begin DATASET EXCERPTS

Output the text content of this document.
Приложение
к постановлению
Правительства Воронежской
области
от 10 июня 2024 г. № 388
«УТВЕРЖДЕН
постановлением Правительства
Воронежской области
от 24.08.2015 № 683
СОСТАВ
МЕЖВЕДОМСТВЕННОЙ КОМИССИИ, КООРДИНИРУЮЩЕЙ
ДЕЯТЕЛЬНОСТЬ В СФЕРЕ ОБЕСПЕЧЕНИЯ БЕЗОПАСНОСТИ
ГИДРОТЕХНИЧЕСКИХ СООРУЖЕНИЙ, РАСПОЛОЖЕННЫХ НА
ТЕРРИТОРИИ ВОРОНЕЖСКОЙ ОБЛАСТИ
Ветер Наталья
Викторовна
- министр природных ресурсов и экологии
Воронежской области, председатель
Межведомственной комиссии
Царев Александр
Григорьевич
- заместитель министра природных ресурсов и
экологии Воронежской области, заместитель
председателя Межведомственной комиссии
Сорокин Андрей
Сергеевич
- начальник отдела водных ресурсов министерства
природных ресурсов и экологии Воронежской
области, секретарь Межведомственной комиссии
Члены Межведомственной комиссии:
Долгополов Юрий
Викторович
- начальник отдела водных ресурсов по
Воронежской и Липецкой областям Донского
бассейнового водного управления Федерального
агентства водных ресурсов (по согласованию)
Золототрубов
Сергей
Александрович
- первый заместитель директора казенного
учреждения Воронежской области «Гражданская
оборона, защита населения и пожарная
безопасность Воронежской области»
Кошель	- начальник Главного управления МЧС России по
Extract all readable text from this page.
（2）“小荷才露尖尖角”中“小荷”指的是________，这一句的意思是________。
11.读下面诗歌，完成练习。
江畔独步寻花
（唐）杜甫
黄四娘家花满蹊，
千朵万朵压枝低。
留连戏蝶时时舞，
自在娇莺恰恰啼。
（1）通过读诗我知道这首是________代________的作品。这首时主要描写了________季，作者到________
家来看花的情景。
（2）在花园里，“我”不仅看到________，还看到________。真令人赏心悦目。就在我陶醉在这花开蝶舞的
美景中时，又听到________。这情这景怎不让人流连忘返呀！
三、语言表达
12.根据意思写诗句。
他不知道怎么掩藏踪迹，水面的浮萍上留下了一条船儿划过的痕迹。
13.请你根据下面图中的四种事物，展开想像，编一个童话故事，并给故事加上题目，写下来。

end DATASET EXCERPTS

--- WHAT YOU ARE ASKED TO DO ---
Find every line in the records that contains the word "природных"; copy those lines.

--- EXPECTED ANSWER ---
- министр природных ресурсов и экологии
- заместитель министра природных ресурсов и
природных ресурсов и экологии Воронежской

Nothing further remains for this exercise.